**Provided records:**
## start

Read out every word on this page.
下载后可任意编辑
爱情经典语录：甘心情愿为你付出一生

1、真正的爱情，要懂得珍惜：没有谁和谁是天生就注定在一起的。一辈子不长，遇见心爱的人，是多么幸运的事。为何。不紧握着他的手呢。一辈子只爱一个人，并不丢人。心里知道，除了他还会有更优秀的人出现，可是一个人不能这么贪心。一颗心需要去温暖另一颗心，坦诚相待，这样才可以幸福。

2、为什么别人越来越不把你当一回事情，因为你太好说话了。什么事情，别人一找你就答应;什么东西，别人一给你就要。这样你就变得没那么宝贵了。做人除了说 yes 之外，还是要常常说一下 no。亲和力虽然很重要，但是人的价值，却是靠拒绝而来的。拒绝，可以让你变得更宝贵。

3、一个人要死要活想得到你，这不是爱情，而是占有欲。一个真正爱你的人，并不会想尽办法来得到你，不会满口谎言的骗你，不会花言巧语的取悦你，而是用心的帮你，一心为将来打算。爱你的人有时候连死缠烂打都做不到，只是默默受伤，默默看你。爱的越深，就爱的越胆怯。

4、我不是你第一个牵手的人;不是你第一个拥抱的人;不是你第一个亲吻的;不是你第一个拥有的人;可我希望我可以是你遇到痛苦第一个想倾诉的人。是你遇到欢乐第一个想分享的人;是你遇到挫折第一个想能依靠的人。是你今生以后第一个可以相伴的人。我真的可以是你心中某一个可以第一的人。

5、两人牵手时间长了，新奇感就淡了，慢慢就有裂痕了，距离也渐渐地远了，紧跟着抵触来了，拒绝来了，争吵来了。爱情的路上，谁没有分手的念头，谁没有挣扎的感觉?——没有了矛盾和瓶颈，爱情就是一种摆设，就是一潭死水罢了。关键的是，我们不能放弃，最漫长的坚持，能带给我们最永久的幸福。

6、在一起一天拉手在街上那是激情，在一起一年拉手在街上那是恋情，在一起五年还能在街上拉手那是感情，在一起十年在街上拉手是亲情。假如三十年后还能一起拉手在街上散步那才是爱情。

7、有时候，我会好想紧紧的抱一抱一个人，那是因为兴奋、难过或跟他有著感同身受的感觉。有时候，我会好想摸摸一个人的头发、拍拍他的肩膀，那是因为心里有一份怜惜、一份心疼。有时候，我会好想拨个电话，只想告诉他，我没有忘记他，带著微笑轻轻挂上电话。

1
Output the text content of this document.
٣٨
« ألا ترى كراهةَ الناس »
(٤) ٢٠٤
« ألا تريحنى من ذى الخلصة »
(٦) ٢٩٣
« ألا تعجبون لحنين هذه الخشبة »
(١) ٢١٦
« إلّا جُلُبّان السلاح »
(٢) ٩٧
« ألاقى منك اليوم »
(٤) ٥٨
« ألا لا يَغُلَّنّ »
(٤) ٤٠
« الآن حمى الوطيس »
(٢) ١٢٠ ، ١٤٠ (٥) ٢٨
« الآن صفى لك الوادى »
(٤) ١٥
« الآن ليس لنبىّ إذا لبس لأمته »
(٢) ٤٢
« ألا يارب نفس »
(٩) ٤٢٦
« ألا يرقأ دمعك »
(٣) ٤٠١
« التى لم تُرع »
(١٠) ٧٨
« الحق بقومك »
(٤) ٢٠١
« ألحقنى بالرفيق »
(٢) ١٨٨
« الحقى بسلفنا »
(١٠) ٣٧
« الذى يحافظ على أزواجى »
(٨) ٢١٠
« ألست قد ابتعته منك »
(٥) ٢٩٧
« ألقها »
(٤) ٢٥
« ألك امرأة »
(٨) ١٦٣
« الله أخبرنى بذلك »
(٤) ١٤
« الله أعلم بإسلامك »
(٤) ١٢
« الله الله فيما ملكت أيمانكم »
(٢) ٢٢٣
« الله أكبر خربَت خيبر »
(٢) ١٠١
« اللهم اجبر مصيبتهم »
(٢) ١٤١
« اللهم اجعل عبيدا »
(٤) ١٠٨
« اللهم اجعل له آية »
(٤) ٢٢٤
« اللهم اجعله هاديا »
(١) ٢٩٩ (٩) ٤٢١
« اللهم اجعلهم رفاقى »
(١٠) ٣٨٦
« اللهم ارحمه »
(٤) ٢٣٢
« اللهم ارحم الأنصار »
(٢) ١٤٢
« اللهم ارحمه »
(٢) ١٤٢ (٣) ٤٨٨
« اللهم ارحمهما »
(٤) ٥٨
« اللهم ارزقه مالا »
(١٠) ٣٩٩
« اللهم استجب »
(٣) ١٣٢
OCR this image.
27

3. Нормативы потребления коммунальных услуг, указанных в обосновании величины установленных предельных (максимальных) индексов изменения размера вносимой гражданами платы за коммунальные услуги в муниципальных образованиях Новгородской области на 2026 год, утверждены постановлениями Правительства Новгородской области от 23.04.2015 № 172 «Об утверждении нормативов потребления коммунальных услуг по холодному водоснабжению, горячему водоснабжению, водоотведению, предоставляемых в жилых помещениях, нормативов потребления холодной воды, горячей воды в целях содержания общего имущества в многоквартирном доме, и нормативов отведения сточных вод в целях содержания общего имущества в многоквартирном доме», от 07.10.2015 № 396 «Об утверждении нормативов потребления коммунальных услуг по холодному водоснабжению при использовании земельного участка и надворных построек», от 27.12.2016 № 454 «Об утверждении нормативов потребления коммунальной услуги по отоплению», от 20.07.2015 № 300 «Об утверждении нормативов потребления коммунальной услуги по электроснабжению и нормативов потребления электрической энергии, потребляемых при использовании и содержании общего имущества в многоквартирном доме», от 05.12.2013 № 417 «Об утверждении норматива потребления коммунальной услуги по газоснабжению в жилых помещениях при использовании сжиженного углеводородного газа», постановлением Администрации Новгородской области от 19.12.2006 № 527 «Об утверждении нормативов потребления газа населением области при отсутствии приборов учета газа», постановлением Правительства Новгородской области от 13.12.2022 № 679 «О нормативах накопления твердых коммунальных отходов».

## end

**What this task involves:**
Your task is to give the records above again, exactly.

**Finished task:**
Read out every word on this page.
下载后可任意编辑
爱情经典语录：甘心情愿为你付出一生

1、真正的爱情，要懂得珍惜：没有谁和谁是天生就注定在一起的。一辈子不长，遇见心爱的人，是多么幸运的事。为何。不紧握着他的手呢。一辈子只爱一个人，并不丢人。心里知道，除了他还会有更优秀的人出现，可是一个人不能这么贪心。一颗心需要去温暖另一颗心，坦诚相待，这样才可以幸福。

2、为什么别人越来越不把你当一回事情，因为你太好说话了。什么事情，别人一找你就答应;什么东西，别人一给你就要。这样你就变得没那么宝贵了。做人除了说 yes 之外，还是要常常说一下 no。亲和力虽然很重要，但是人的价值，却是靠拒绝而来的。拒绝，可以让你变得更宝贵。

3、一个人要死要活想得到你，这不是爱情，而是占有欲。一个真正爱你的人，并不会想尽办法来得到你，不会满口谎言的骗你，不会花言巧语的取悦你，而是用心的帮你，一心为将来打算。爱你的人有时候连死缠烂打都做不到，只是默默受伤，默默看你。爱的越深，就爱的越胆怯。

4、我不是你第一个牵手的人;不是你第一个拥抱的人;不是你第一个亲吻的;不是你第一个拥有的人;可我希望我可以是你遇到痛苦第一个想倾诉的人。是你遇到欢乐第一个想分享的人;是你遇到挫折第一个想能依靠的人。是你今生以后第一个可以相伴的人。我真的可以是你心中某一个可以第一的人。

5、两人牵手时间长了，新奇感就淡了，慢慢就有裂痕了，距离也渐渐地远了，紧跟着抵触来了，拒绝来了，争吵来了。爱情的路上，谁没有分手的念头，谁没有挣扎的感觉?——没有了矛盾和瓶颈，爱情就是一种摆设，就是一潭死水罢了。关键的是，我们不能放弃，最漫长的坚持，能带给我们最永久的幸福。

6、在一起一天拉手在街上那是激情，在一起一年拉手在街上那是恋情，在一起五年还能在街上拉手那是感情，在一起十年在街上拉手是亲情。假如三十年后还能一起拉手在街上散步那才是爱情。

7、有时候，我会好想紧紧的抱一抱一个人，那是因为兴奋、难过或跟他有著感同身受的感觉。有时候，我会好想摸摸一个人的头发、拍拍他的肩膀，那是因为心里有一份怜惜、一份心疼。有时候，我会好想拨个电话，只想告诉他，我没有忘记他，带著微笑轻轻挂上电话。

1
Output the text content of this document.
٣٨
« ألا ترى كراهةَ الناس »
(٤) ٢٠٤
« ألا تريحنى من ذى الخلصة »
(٦) ٢٩٣
« ألا تعجبون لحنين هذه الخشبة »
(١) ٢١٦
« إلّا جُلُبّان السلاح »
(٢) ٩٧
« ألاقى منك اليوم »
(٤) ٥٨
« ألا لا يَغُلَّنّ »
(٤) ٤٠
« الآن حمى الوطيس »
(٢) ١٢٠ ، ١٤٠ (٥) ٢٨
« الآن صفى لك الوادى »
(٤) ١٥
« الآن ليس لنبىّ إذا لبس لأمته »
(٢) ٤٢
« ألا يارب نفس »
(٩) ٤٢٦
« ألا يرقأ دمعك »
(٣) ٤٠١
« التى لم تُرع »
(١٠) ٧٨
« الحق بقومك »
(٤) ٢٠١
« ألحقنى بالرفيق »
(٢) ١٨٨
« الحقى بسلفنا »
(١٠) ٣٧
« الذى يحافظ على أزواجى »
(٨) ٢١٠
« ألست قد ابتعته منك »
(٥) ٢٩٧
« ألقها »
(٤) ٢٥
« ألك امرأة »
(٨) ١٦٣
« الله أخبرنى بذلك »
(٤) ١٤
« الله أعلم بإسلامك »
(٤) ١٢
« الله الله فيما ملكت أيمانكم »
(٢) ٢٢٣
« الله أكبر خربَت خيبر »
(٢) ١٠١
« اللهم اجبر مصيبتهم »
(٢) ١٤١
« اللهم اجعل عبيدا »
(٤) ١٠٨
« اللهم اجعل له آية »
(٤) ٢٢٤
« اللهم اجعله هاديا »
(١) ٢٩٩ (٩) ٤٢١
« اللهم اجعلهم رفاقى »
(١٠) ٣٨٦
« اللهم ارحمه »
(٤) ٢٣٢
« اللهم ارحم الأنصار »
(٢) ١٤٢
« اللهم ارحمه »
(٢) ١٤٢ (٣) ٤٨٨
« اللهم ارحمهما »
(٤) ٥٨
« اللهم ارزقه مالا »
(١٠) ٣٩٩
« اللهم استجب »
(٣) ١٣٢
OCR this image.
27

3. Нормативы потребления коммунальных услуг, указанных в обосновании величины установленных предельных (максимальных) индексов изменения размера вносимой гражданами платы за коммунальные услуги в муниципальных образованиях Новгородской области на 2026 год, утверждены постановлениями Правительства Новгородской области от 23.04.2015 № 172 «Об утверждении нормативов потребления коммунальных услуг по холодному водоснабжению, горячему водоснабжению, водоотведению, предоставляемых в жилых помещениях, нормативов потребления холодной воды, горячей воды в целях содержания общего имущества в многоквартирном доме, и нормативов отведения сточных вод в целях содержания общего имущества в многоквартирном доме», от 07.10.2015 № 396 «Об утверждении нормативов потребления коммунальных услуг по холодному водоснабжению при использовании земельного участка и надворных построек», от 27.12.2016 № 454 «Об утверждении нормативов потребления коммунальной услуги по отоплению», от 20.07.2015 № 300 «Об утверждении нормативов потребления коммунальной услуги по электроснабжению и нормативов потребления электрической энергии, потребляемых при использовании и содержании общего имущества в многоквартирном доме», от 05.12.2013 № 417 «Об утверждении норматива потребления коммунальной услуги по газоснабжению в жилых помещениях при использовании сжиженного углеводородного газа», постановлением Администрации Новгородской области от 19.12.2006 № 527 «Об утверждении нормативов потребления газа населением области при отсутствии приборов учета газа», постановлением Правительства Новгородской области от 13.12.2022 № 679 «О нормативах накопления твердых коммунальных отходов».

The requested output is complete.